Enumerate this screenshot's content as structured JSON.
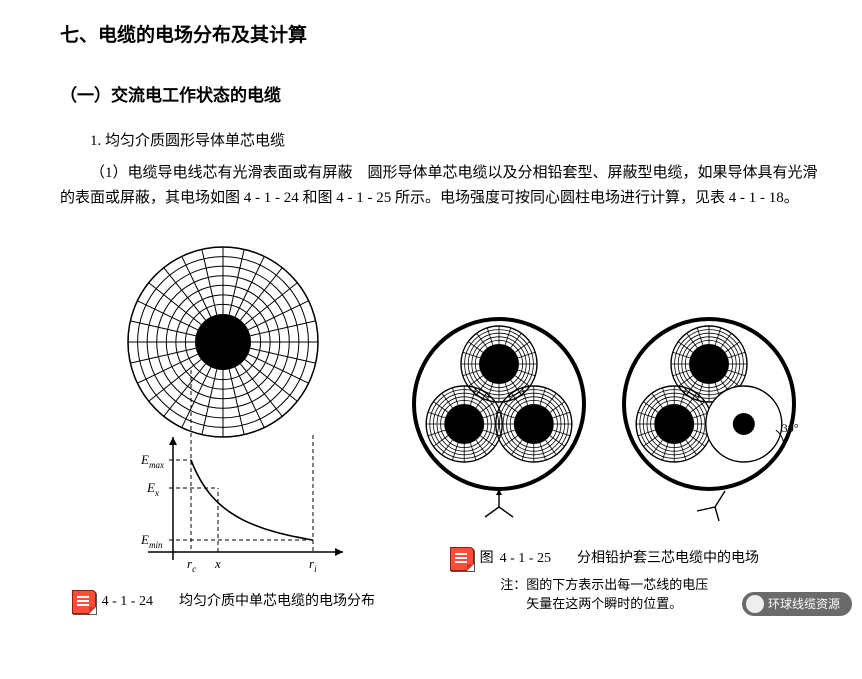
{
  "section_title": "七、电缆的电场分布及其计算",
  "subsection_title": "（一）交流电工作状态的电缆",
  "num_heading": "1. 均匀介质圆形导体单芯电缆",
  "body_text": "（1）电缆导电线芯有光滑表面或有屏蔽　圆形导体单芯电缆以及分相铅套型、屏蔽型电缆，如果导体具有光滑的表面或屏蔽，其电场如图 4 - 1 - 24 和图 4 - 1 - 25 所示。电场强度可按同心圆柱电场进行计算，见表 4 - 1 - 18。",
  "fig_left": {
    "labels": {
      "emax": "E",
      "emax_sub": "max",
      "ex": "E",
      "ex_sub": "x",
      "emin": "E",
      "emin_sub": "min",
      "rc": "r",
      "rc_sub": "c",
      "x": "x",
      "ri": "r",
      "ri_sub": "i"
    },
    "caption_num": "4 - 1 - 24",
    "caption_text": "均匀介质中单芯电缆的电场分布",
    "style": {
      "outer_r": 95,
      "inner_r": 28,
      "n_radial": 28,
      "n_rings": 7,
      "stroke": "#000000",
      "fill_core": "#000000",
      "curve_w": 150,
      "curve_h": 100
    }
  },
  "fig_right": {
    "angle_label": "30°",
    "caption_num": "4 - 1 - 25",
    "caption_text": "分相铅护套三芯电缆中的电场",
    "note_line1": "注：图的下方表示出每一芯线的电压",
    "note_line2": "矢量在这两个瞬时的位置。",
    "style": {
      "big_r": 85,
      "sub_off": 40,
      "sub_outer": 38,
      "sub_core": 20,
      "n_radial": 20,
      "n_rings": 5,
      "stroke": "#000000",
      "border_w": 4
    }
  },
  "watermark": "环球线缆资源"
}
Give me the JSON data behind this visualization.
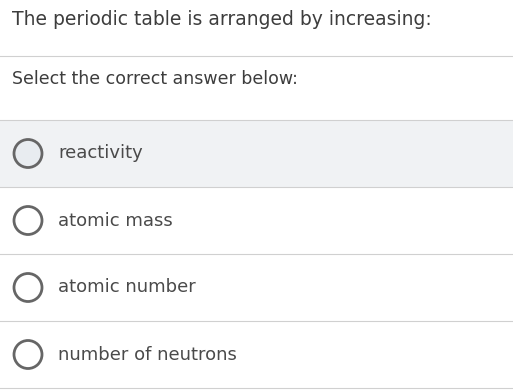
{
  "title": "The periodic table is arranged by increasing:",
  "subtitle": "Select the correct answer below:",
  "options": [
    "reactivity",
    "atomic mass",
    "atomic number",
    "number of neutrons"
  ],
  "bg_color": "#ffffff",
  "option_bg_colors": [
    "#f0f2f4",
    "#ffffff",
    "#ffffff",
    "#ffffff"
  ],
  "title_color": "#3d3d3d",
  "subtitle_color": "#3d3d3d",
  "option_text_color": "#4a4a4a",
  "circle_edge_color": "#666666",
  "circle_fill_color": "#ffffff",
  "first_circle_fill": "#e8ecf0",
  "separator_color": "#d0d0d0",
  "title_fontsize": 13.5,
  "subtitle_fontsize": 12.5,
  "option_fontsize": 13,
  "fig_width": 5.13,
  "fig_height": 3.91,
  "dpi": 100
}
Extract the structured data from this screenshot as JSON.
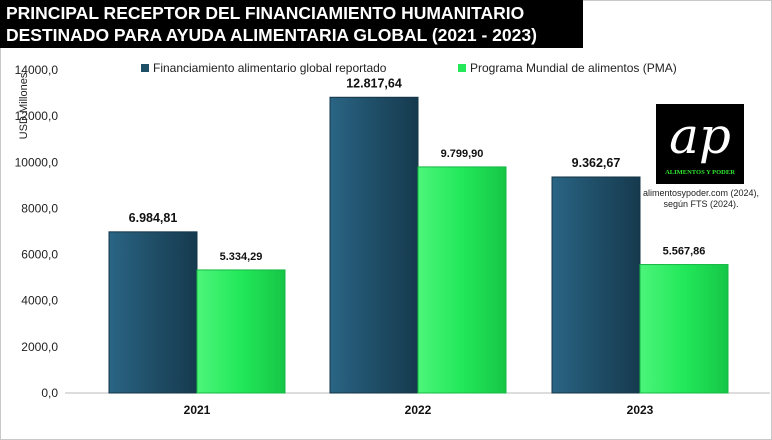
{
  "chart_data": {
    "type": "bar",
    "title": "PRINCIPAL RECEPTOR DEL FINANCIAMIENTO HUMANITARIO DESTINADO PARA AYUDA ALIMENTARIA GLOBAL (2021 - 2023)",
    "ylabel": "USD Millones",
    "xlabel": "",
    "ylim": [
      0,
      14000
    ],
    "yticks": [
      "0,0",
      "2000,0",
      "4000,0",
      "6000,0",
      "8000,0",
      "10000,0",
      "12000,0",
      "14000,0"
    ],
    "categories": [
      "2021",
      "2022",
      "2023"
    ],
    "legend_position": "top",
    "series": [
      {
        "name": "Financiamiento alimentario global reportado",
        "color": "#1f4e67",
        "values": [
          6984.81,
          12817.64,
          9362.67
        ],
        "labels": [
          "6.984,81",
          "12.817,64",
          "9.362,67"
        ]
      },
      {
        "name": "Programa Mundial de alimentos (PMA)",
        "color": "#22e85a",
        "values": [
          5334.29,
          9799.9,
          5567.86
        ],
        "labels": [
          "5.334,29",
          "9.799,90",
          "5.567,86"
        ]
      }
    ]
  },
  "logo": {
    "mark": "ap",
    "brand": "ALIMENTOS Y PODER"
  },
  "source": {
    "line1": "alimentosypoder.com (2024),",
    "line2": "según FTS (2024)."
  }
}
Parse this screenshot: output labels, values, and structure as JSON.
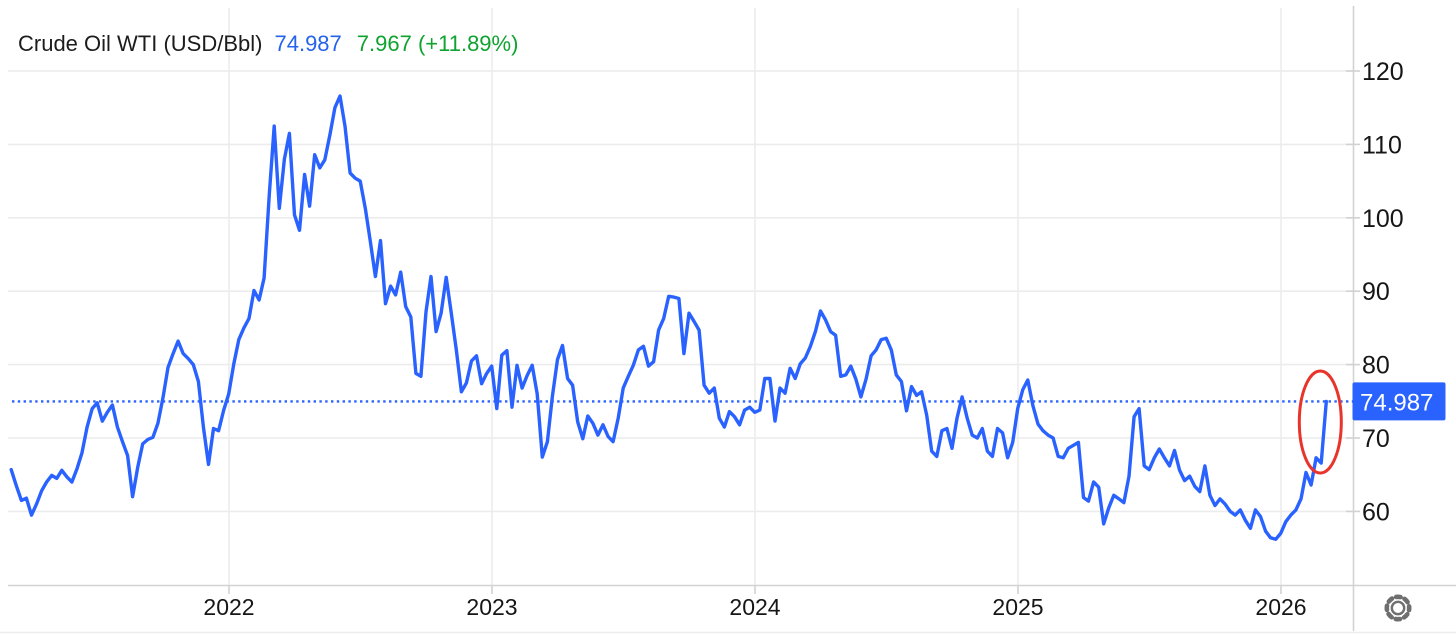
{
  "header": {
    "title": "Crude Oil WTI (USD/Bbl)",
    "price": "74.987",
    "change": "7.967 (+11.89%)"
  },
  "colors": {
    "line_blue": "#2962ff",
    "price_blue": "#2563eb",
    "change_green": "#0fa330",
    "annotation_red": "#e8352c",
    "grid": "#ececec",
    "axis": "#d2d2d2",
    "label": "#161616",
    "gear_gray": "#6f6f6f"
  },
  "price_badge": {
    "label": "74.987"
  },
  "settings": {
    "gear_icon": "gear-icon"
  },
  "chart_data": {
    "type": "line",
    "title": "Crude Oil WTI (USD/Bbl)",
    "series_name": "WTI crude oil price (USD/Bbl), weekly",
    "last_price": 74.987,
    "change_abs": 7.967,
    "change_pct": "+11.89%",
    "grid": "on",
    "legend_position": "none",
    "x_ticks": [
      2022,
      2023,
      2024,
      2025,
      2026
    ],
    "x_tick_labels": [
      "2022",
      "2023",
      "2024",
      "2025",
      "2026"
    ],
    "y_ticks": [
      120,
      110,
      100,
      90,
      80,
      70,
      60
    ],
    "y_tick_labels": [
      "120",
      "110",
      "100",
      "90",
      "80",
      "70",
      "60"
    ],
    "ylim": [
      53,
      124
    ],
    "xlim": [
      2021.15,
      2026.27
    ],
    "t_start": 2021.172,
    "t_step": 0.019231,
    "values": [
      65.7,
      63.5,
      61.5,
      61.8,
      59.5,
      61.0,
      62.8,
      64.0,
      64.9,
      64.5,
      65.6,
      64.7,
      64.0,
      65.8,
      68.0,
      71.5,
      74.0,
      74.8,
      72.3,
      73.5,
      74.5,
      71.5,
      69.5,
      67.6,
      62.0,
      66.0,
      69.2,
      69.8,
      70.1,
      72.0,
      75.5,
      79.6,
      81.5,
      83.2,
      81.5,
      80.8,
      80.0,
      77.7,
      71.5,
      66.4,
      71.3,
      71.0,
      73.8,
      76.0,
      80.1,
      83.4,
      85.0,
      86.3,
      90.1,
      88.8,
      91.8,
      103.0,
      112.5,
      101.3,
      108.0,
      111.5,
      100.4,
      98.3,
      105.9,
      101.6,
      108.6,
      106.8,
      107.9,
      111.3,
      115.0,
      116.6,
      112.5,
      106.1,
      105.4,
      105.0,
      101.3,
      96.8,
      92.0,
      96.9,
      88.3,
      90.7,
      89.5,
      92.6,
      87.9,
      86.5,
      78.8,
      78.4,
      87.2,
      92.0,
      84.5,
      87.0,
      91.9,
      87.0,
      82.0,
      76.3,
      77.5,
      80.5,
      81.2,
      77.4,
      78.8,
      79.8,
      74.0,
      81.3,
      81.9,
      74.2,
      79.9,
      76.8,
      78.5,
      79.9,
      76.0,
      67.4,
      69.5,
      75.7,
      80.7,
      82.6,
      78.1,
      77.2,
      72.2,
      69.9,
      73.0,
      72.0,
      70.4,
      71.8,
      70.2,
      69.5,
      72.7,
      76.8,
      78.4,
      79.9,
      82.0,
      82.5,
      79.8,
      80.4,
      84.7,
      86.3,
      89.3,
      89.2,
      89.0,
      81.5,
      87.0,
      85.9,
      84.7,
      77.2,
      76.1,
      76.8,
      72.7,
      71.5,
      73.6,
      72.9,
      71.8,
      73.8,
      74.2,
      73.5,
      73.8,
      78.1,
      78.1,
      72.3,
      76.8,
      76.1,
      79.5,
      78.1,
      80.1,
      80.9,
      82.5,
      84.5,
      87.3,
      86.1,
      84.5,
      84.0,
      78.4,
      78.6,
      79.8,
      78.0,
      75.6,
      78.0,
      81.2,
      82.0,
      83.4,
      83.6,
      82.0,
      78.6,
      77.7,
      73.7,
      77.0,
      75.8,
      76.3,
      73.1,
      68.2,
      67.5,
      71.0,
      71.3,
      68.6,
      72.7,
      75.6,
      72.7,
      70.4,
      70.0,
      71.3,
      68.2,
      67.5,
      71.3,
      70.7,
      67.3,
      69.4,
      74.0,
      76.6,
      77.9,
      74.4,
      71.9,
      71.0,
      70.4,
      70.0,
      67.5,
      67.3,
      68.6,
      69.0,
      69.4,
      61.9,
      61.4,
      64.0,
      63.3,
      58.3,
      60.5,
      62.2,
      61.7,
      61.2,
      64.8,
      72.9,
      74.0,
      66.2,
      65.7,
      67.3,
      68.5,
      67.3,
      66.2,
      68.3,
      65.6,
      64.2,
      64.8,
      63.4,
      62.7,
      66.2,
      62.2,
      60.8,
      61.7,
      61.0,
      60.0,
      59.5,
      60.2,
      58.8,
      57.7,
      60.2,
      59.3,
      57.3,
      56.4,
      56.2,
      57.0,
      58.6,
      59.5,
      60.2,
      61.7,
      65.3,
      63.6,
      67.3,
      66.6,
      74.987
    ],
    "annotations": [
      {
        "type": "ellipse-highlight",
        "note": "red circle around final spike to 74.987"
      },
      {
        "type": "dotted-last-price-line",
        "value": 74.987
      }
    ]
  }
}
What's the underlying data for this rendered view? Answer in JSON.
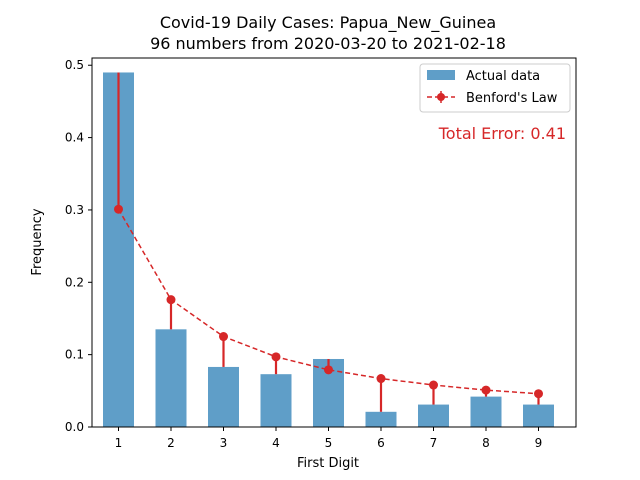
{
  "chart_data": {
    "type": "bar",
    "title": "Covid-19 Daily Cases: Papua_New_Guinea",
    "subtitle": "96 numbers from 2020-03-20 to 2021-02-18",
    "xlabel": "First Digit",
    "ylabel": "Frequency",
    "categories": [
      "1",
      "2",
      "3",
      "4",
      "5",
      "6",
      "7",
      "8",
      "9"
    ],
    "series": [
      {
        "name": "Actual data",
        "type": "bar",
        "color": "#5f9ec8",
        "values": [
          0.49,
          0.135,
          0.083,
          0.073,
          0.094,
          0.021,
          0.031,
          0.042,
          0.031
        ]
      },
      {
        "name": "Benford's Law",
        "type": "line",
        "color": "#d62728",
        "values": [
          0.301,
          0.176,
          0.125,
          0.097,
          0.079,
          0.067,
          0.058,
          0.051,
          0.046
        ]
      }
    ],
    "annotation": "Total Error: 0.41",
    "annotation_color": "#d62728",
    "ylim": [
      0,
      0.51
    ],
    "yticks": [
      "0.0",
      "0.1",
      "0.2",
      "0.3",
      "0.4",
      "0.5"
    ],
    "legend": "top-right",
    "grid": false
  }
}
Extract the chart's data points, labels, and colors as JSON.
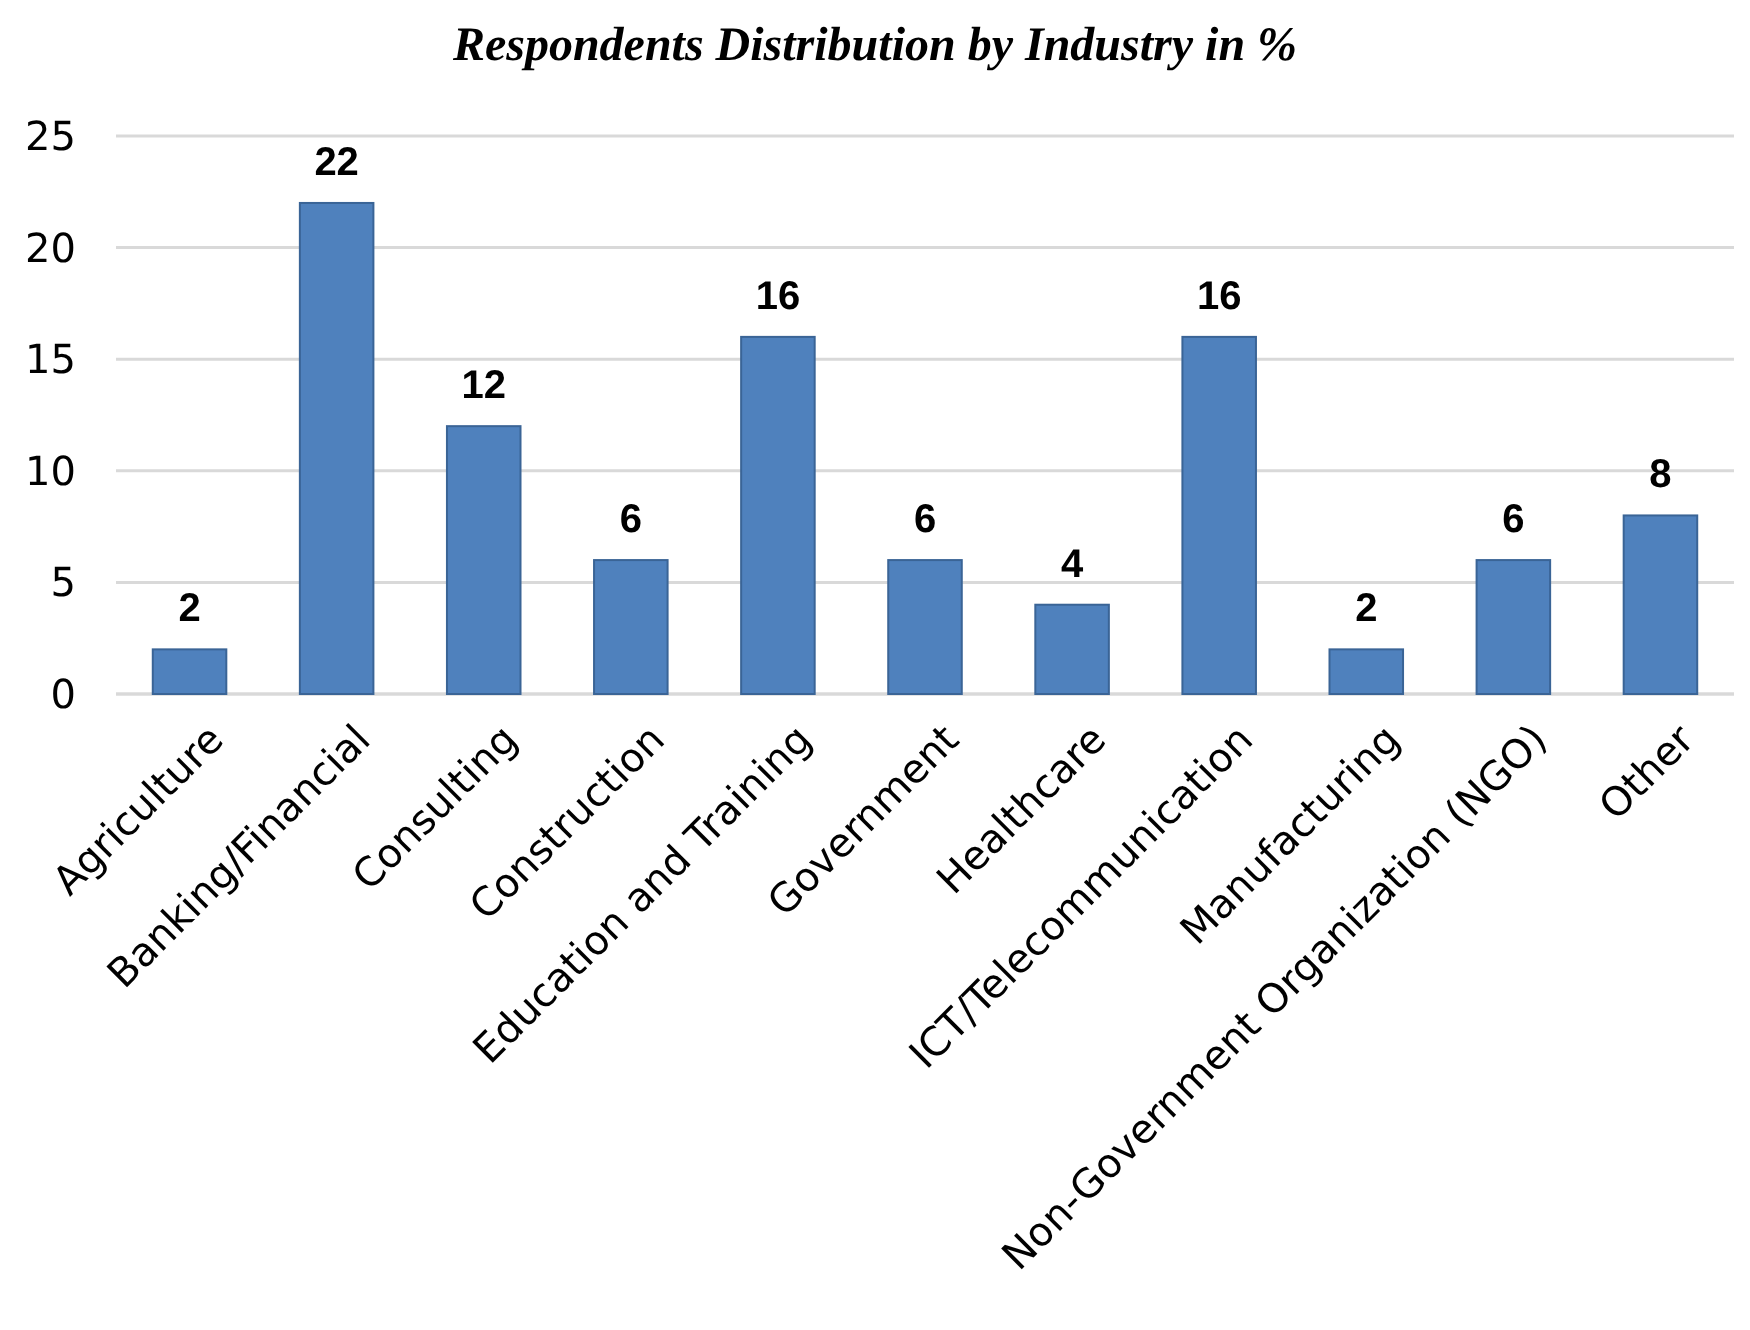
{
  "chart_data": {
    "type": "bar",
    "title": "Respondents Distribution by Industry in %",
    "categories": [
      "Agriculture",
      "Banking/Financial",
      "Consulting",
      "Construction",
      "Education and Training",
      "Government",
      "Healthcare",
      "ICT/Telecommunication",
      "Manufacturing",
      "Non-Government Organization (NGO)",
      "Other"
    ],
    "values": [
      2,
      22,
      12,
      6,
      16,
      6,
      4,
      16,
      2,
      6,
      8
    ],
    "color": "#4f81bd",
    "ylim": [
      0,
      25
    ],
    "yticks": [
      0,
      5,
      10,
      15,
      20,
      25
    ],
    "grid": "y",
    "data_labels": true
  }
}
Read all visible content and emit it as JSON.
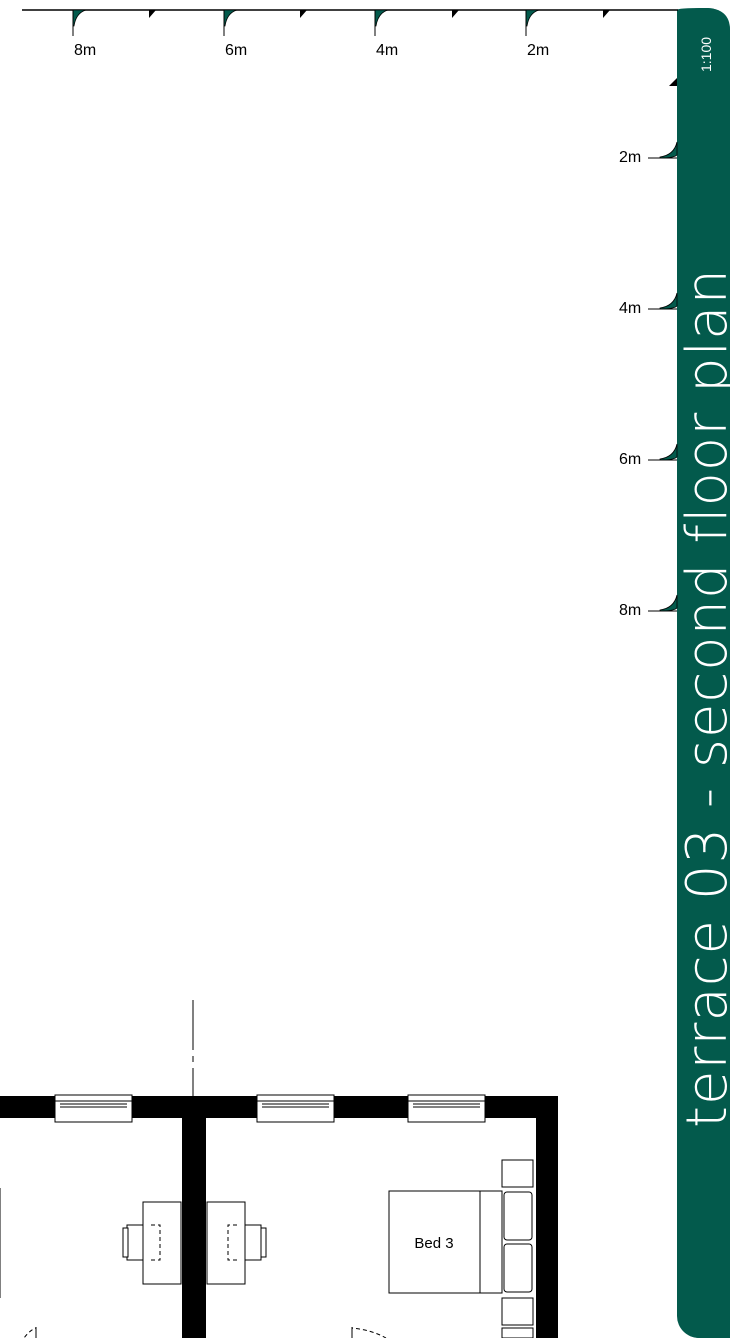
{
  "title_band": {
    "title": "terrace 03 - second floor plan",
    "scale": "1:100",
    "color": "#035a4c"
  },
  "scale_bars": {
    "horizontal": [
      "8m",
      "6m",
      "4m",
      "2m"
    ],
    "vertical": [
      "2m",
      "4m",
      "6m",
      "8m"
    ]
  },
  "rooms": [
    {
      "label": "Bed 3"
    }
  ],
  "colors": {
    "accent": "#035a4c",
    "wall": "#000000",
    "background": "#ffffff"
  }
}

# Brief
Check each line above for the string "grid" and show the ones that have it.

# Written solution
    "grid": "#ececec",
    "grid": "on",
    "grid": false
    "grid": "y",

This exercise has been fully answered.